**EXERCISE**
Your answer should be a single number: the count of lines that include the word "全社会固定资产投资中自筹资金".

── WORKING DATA ──

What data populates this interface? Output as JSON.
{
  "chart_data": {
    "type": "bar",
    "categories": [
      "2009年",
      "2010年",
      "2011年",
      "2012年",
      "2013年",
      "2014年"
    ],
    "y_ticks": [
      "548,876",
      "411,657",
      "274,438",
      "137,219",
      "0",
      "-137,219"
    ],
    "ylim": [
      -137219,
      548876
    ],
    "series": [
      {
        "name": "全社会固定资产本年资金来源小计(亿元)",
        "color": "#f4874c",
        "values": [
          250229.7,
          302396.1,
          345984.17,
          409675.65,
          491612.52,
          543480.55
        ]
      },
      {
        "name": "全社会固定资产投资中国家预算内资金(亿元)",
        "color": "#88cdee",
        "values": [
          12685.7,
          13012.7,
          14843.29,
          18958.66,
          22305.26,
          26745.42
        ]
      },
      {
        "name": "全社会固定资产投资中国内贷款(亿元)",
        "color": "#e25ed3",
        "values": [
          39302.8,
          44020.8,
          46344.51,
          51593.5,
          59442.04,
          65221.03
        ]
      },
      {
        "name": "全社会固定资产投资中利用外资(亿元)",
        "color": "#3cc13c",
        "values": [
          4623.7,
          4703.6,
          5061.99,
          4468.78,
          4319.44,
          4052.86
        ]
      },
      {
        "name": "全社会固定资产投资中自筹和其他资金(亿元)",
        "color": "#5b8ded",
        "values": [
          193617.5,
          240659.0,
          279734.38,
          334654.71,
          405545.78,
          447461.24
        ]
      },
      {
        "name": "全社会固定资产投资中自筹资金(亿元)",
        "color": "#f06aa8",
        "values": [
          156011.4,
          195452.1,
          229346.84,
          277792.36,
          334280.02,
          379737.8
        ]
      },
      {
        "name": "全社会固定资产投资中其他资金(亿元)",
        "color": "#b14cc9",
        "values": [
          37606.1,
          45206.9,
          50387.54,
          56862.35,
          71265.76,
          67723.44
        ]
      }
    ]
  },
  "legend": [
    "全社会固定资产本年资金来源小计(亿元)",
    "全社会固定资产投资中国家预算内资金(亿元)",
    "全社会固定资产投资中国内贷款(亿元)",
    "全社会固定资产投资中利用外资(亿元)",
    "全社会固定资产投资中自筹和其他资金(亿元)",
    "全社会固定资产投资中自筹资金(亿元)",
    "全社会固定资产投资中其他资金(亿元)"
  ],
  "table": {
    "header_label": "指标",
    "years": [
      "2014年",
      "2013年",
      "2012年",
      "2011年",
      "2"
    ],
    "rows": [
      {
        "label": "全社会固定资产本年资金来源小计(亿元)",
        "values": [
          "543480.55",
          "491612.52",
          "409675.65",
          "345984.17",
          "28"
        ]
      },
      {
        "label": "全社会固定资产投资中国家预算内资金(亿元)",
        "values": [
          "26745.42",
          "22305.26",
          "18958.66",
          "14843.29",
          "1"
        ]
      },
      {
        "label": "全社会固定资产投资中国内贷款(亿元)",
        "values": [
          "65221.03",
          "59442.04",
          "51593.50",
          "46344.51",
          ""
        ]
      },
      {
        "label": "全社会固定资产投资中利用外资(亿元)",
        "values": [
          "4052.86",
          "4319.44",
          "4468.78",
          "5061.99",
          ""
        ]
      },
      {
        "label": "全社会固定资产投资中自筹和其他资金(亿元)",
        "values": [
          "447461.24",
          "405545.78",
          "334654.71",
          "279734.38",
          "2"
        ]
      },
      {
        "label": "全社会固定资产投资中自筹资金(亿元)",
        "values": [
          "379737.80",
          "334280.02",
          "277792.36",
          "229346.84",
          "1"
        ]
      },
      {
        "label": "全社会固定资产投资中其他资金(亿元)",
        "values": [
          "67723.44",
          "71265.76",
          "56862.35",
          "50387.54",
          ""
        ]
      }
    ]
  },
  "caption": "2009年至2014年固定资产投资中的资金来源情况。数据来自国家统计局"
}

───

**FULL SOLUTION**
3